En los días en que la
tribu andaba revuelta, cuando las disensiones generalizadas daban paso a
irresolubles discusiones e incluso a reyertas, el jefe de la tribu se acercaba
al borde del acantilado, se acomodaba en el suelo, y meditaba contemplando las
águilas surcando el cielo, oyendo el canto del agua en su discurrir sobre las
rocas, el susurro del viento entre los árboles, y pensaba: "¿Qué nos
estamos haciendo?".
En estos días en que
todas las relaciones entre las facciones humanas parecen estar tensándose cada
vez más, recuerdo los tiempos en que yo, que me considero humanista, pacífico,
pacifista, feminista y, en general, tan abierto a la diversidad como mis viejas
costuras sociales me permiten, recuerdo que no siempre fui así, para nada.
De niño, de muy niño,
soñaba con ser astronauta, pero ese ideal estalló no sé cómo, cual burbuja de
jabón, sin dejar rastro. Más leve aún fue mi sueño con el fútbol, sobre todo
cuando el realismo de mi historial deportivo mostró cruelmente un único gol, y
en propia puerta. Pero en la época de "Curro Jiménez", "Starsky
& Hutch", "Los Ángeles de Charlie", "Los Hombres de
Harrelson", "Colombo" y tantas otras series de violencia, ya
desatada, ya contenida, lo que sí soñaba era con pertenecer a algún grupo
similar, o incluso con protagonizar alguna hazaña bélica o en el salvaje oeste.
Mi yo pacífico surgió
en mi adolescencia, cuando me di cuenta de que no deseaba terminar nunca una
pelea si era yo quien salía perdiendo, y que eso me avocaba al sinsentido y a
la injusticia. Mi pacifismo nació entonces como una consecuencia lógica de ese
razonamiento, extendiendo a los pueblos la justicia, nobleza y honestidad que
deseaba para las personas.

▶ _Datos proporcionados_
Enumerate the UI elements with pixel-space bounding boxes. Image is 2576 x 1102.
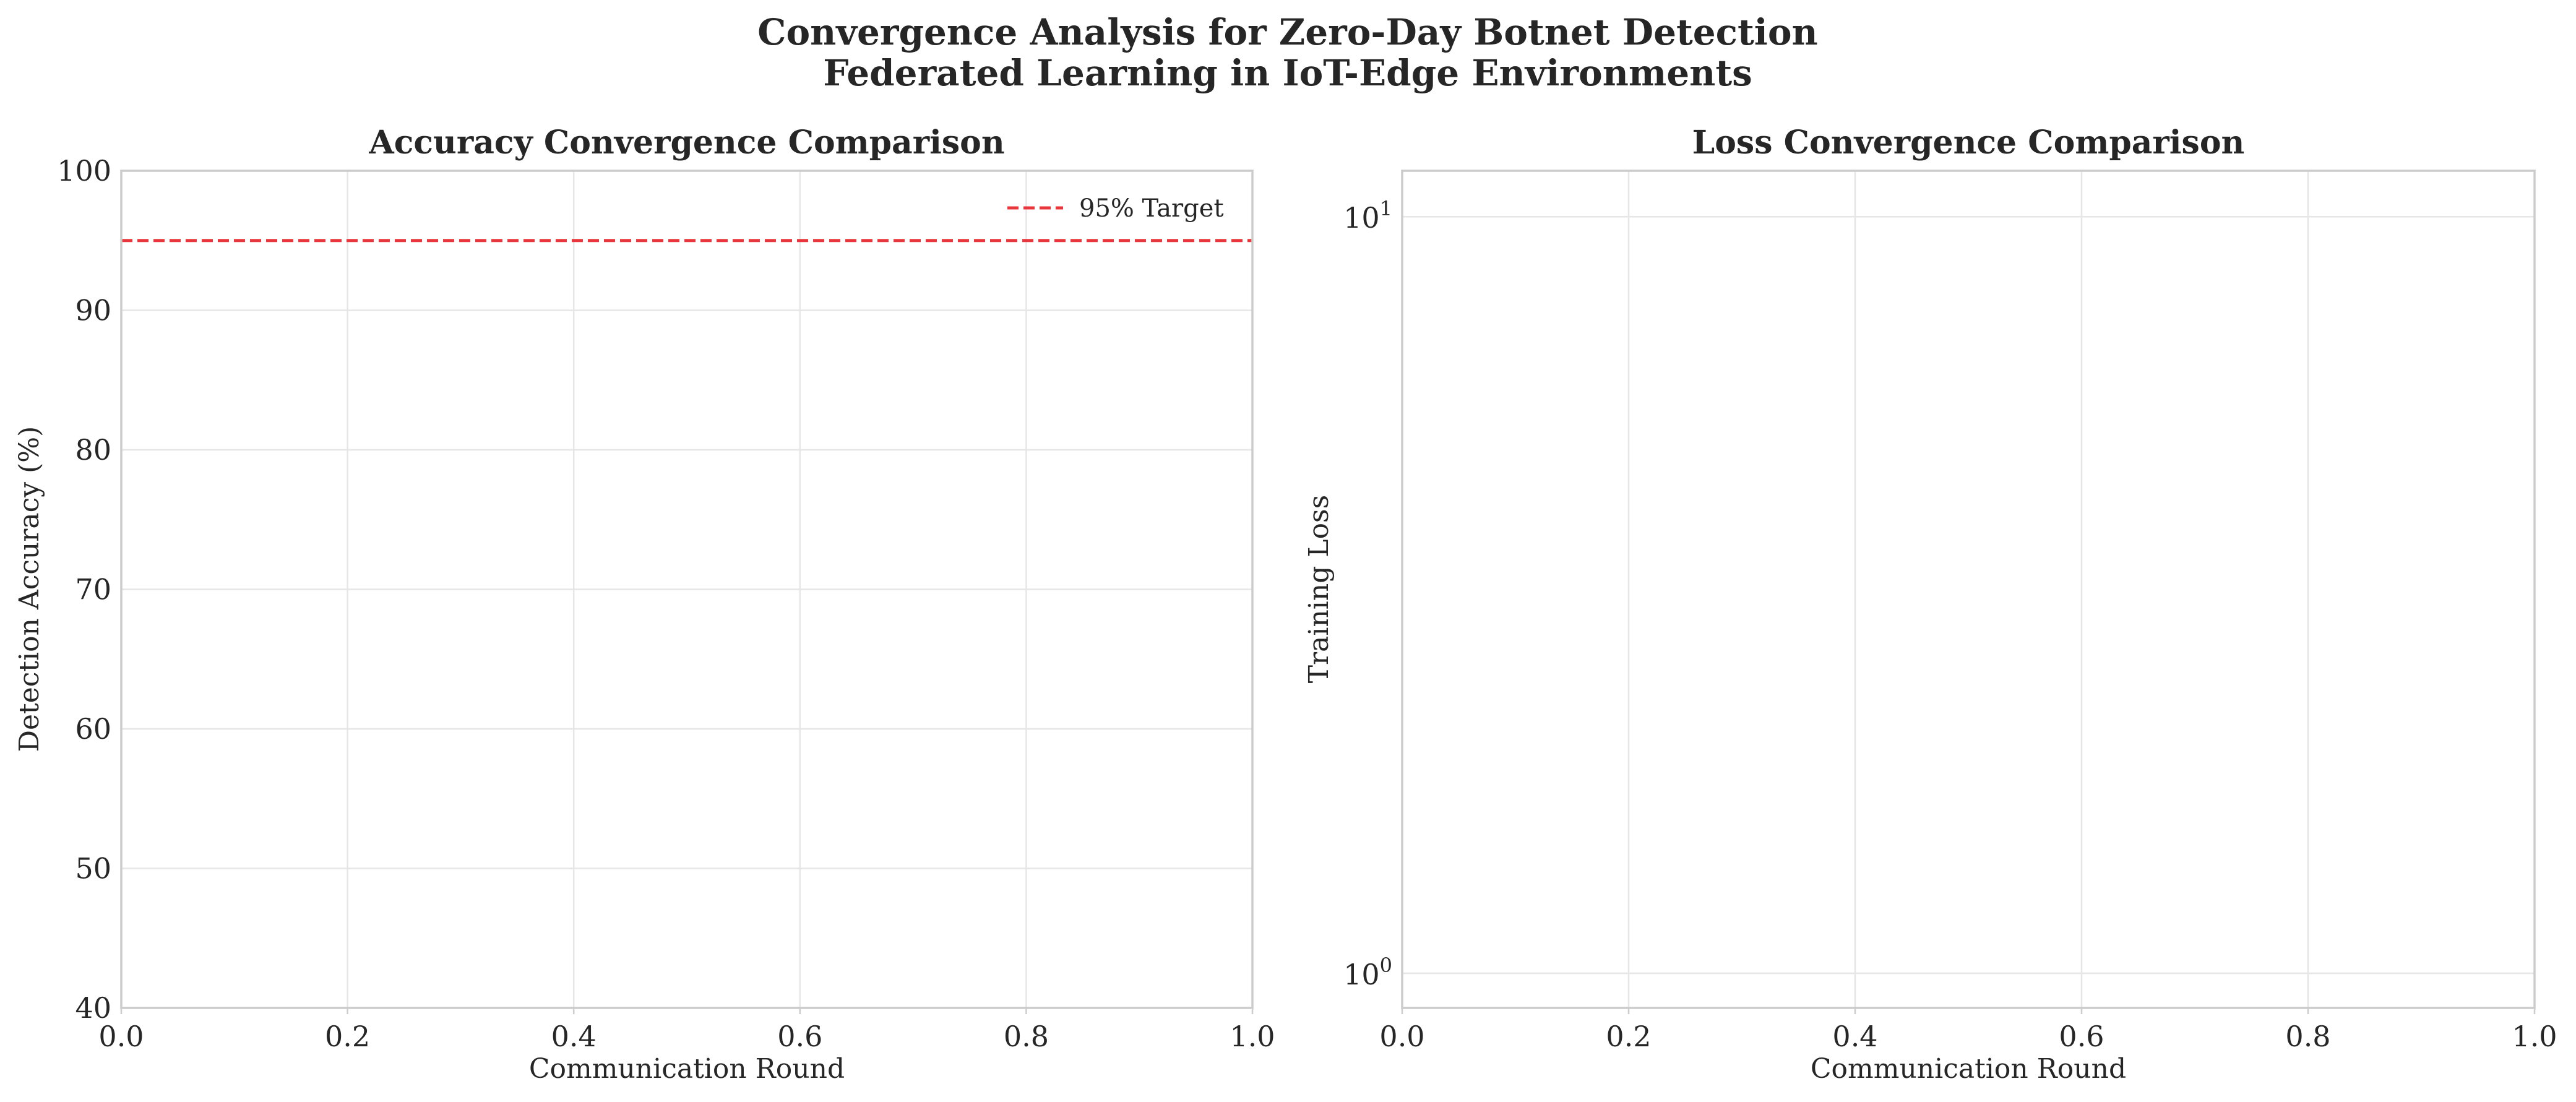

▶ _Tarea_
Escribe lo que sigue en el texto sobre el origen del pacifismo, empezando justo después de su última oración.

▶ _Respuesta final_
No obstante, aun sin
saberlo, todavía seguía siendo profundamente machista. Incluso después de años
de convivencia con mujeres a igual y distinto nivel, mi falta de visión se
prolongó durante el tiempo suficiente y con la intensidad necesaria para que
algunos rasgos de maltratador comenzaran a brotar en mi comportamiento.
Cuando alguna amiga
valiente y sincera, junto a mi familia, me echaron en cara mi conducta fue
cuando mis ojos se abrieron y empecé a ubicarme por fin dentro de la sociedad,
y esa reflexión me llevó, como al jefe de la tribu, a cuestionarme nuestro lugar
en el planeta y, por extensión, en el universo.
Así, ningún musulmán debería ofenderse si comento
que, a mi entender, Mahoma fue probablemente un hombre que comprendió la
maravilla del mensaje pacifista de aquel Jesús hebreo, que fue recogido con una
discutible fidelidad por los primeros evangelistas cristianos, pero cuyas
enseñanzas sufrieron modificaciones diversas por parte del yerno de Mahoma, Utman
(Othmán ibn Affan, tercer califa
ortodoxo del Islam, que estaba casado con la cristiana Naila). Como tampoco
debería ofenderse ningún cristiano ni ningún católico por mis afirmaciones si
además añado que la verdad sobre aquel hombre (Jesús) fue profundamente
tergiversada por el desconocimiento en el mejor de los casos, y por las más
retorcidas intenciones en el peor (tergiversación que alcanza sus mayores cotas
en el resto de los personajes de su vida, y muy especialmente, en el santoral).
Y de manera similar ningún hebreo, judío, o como se quieran hacer llamar,
podría molestarse al reconocer que el judaísmo desde el inicio fue una mera
recopilación de mitos y leyendas más antiguos pertenecientes a otros pueblos,
incluyendo el helenismo de la época de Jesús.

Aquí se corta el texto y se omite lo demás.